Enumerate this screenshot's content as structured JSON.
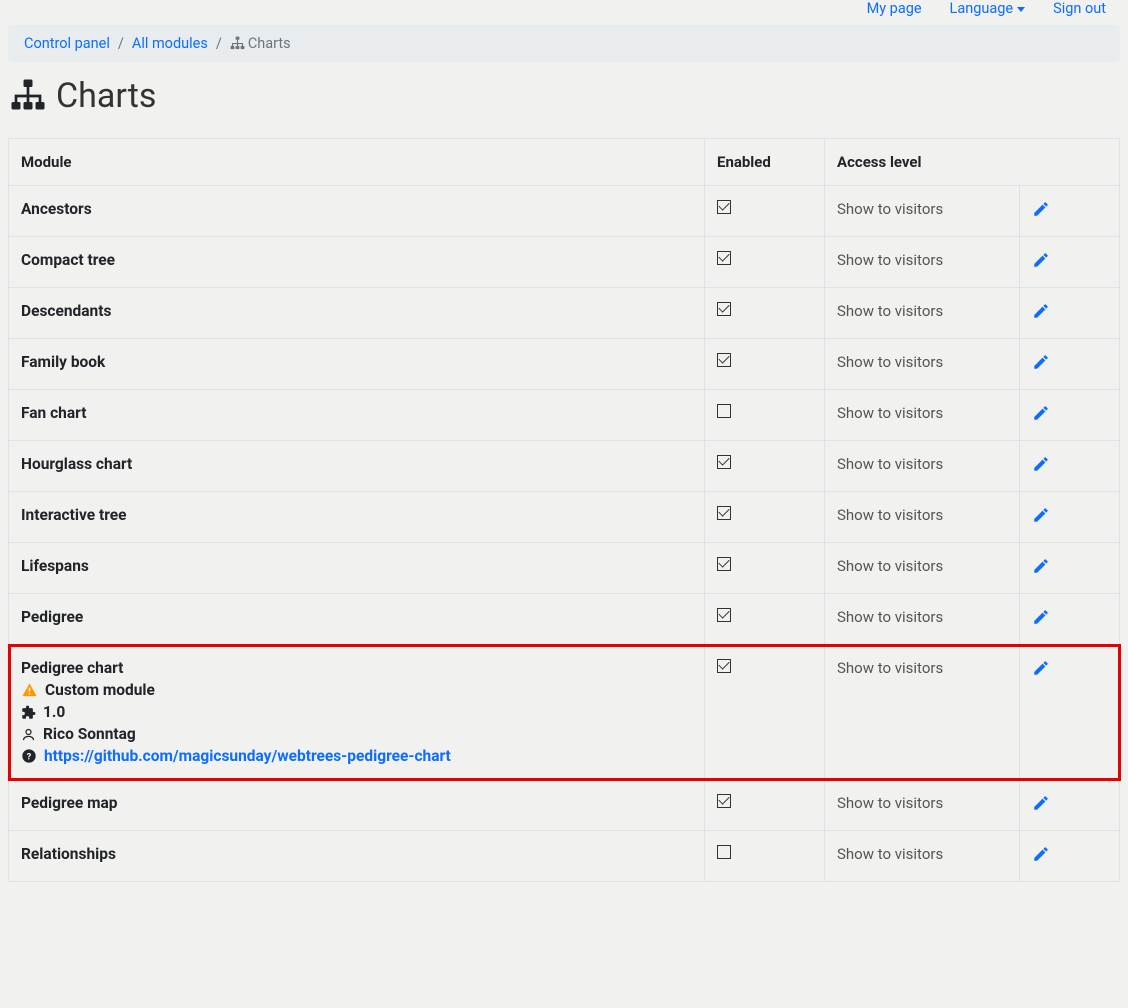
{
  "topnav": {
    "my_page": "My page",
    "language": "Language",
    "sign_out": "Sign out"
  },
  "breadcrumb": {
    "control_panel": "Control panel",
    "all_modules": "All modules",
    "current": "Charts"
  },
  "page_title": "Charts",
  "table": {
    "headers": {
      "module": "Module",
      "enabled": "Enabled",
      "access": "Access level"
    },
    "rows": [
      {
        "name": "Ancestors",
        "enabled": true,
        "access": "Show to visitors"
      },
      {
        "name": "Compact tree",
        "enabled": true,
        "access": "Show to visitors"
      },
      {
        "name": "Descendants",
        "enabled": true,
        "access": "Show to visitors"
      },
      {
        "name": "Family book",
        "enabled": true,
        "access": "Show to visitors"
      },
      {
        "name": "Fan chart",
        "enabled": false,
        "access": "Show to visitors"
      },
      {
        "name": "Hourglass chart",
        "enabled": true,
        "access": "Show to visitors"
      },
      {
        "name": "Interactive tree",
        "enabled": true,
        "access": "Show to visitors"
      },
      {
        "name": "Lifespans",
        "enabled": true,
        "access": "Show to visitors"
      },
      {
        "name": "Pedigree",
        "enabled": true,
        "access": "Show to visitors"
      },
      {
        "name": "Pedigree chart",
        "enabled": true,
        "access": "Show to visitors",
        "highlight": true,
        "custom": {
          "label": "Custom module",
          "version": "1.0",
          "author": "Rico Sonntag",
          "url": "https://github.com/magicsunday/webtrees-pedigree-chart"
        }
      },
      {
        "name": "Pedigree map",
        "enabled": true,
        "access": "Show to visitors"
      },
      {
        "name": "Relationships",
        "enabled": false,
        "access": "Show to visitors"
      }
    ]
  }
}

━━━

__Stated goal__:
Scan the material above. Return every line containing the string "name".

__Right answer__:
        "name": "Ancestors",
        "name": "Compact tree",
        "name": "Descendants",
        "name": "Family book",
        "name": "Fan chart",
        "name": "Hourglass chart",
        "name": "Interactive tree",
        "name": "Lifespans",
        "name": "Pedigree",
        "name": "Pedigree chart",
        "name": "Pedigree map",
        "name": "Relationships",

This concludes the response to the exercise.